WRITTEN PROBLEM: Starting at the line that contains "Serialize everything readable", quote every line through the end of the entries, word for word, skipping the pictures.

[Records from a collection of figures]
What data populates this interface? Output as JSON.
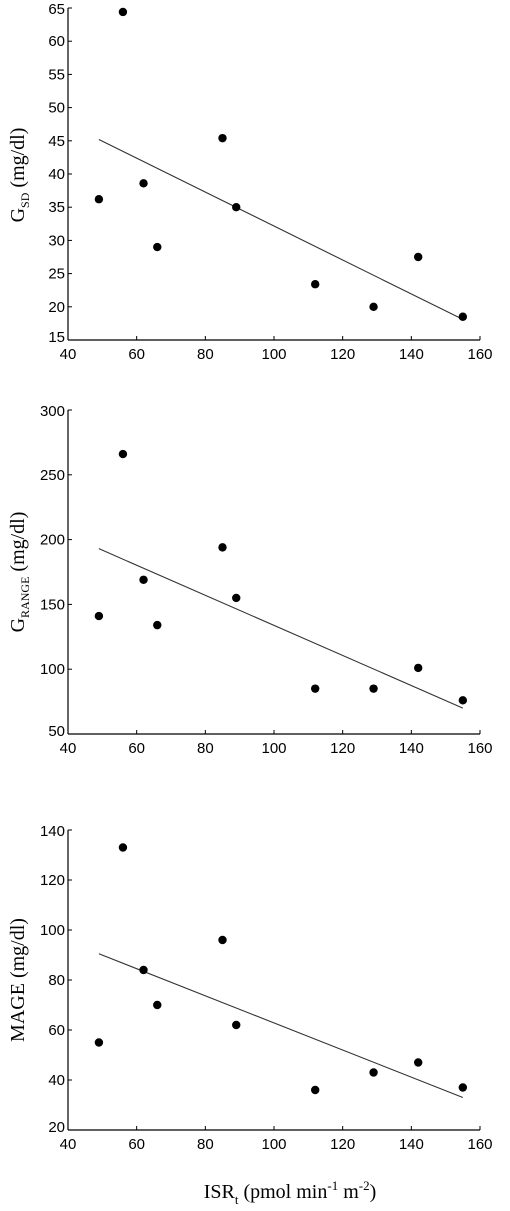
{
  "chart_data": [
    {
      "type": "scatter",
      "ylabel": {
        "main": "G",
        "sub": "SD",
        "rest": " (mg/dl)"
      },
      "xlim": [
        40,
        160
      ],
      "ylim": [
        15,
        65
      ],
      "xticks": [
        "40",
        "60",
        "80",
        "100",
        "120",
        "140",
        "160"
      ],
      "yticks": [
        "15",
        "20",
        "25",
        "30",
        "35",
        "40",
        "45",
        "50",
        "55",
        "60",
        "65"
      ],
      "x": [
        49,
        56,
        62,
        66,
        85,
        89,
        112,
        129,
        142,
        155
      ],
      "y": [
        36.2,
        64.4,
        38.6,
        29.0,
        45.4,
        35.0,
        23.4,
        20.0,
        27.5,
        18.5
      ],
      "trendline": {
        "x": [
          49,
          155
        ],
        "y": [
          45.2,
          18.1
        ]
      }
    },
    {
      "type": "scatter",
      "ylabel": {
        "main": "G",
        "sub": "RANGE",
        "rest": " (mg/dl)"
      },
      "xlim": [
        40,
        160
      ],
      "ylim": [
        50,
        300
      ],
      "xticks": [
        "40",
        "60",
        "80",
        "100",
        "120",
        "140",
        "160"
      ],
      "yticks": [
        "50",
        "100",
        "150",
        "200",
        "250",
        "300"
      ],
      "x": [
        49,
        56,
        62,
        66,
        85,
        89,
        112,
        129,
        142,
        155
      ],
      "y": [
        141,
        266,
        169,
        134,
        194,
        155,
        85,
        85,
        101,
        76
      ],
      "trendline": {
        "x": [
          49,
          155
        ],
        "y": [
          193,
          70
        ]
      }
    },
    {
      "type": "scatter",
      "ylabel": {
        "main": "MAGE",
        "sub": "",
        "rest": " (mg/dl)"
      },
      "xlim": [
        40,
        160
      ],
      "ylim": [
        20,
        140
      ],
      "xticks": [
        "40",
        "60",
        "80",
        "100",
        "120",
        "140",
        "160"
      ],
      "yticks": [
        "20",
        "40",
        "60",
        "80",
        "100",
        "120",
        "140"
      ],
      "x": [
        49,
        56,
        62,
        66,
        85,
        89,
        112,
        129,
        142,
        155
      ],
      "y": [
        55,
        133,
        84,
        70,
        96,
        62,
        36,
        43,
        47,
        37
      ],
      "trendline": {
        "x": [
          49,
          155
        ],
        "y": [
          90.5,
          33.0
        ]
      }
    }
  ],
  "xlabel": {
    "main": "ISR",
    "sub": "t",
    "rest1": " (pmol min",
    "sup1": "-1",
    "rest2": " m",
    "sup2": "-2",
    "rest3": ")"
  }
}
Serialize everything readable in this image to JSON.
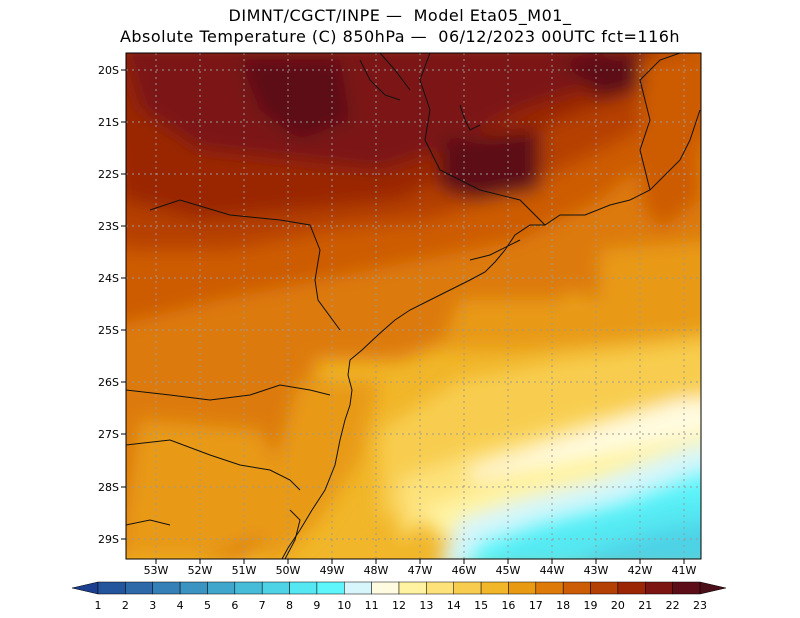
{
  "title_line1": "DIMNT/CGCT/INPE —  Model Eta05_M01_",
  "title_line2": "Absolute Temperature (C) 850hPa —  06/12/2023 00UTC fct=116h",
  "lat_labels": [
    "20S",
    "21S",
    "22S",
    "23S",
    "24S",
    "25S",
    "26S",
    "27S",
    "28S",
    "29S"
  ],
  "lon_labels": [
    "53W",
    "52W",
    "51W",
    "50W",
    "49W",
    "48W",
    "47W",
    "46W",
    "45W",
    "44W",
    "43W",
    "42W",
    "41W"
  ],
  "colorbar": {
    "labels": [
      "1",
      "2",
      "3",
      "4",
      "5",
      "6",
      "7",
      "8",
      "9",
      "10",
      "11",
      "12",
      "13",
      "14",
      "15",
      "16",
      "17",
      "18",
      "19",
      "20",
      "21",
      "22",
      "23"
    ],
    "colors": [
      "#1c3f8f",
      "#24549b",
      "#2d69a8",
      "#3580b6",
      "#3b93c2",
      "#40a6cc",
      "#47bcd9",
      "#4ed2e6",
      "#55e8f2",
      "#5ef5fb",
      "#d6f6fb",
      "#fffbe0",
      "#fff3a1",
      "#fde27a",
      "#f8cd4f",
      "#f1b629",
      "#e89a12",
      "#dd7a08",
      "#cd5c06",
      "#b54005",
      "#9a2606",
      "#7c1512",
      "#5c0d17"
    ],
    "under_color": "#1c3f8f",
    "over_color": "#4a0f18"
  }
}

EXPECTED ANSWER:
Serialize everything readable in this image to JSON.
{
  "title_line1": "DIMNT/CGCT/INPE —  Model Eta05_M01_",
  "title_line2": "Absolute Temperature (C) 850hPa —  06/12/2023 00UTC fct=116h",
  "lat_labels": [
    "20S",
    "21S",
    "22S",
    "23S",
    "24S",
    "25S",
    "26S",
    "27S",
    "28S",
    "29S"
  ],
  "lon_labels": [
    "53W",
    "52W",
    "51W",
    "50W",
    "49W",
    "48W",
    "47W",
    "46W",
    "45W",
    "44W",
    "43W",
    "42W",
    "41W"
  ],
  "colorbar": {
    "labels": [
      "1",
      "2",
      "3",
      "4",
      "5",
      "6",
      "7",
      "8",
      "9",
      "10",
      "11",
      "12",
      "13",
      "14",
      "15",
      "16",
      "17",
      "18",
      "19",
      "20",
      "21",
      "22",
      "23"
    ],
    "colors": [
      "#1c3f8f",
      "#24549b",
      "#2d69a8",
      "#3580b6",
      "#3b93c2",
      "#40a6cc",
      "#47bcd9",
      "#4ed2e6",
      "#55e8f2",
      "#5ef5fb",
      "#d6f6fb",
      "#fffbe0",
      "#fff3a1",
      "#fde27a",
      "#f8cd4f",
      "#f1b629",
      "#e89a12",
      "#dd7a08",
      "#cd5c06",
      "#b54005",
      "#9a2606",
      "#7c1512",
      "#5c0d17"
    ],
    "under_color": "#1c3f8f",
    "over_color": "#4a0f18"
  }
}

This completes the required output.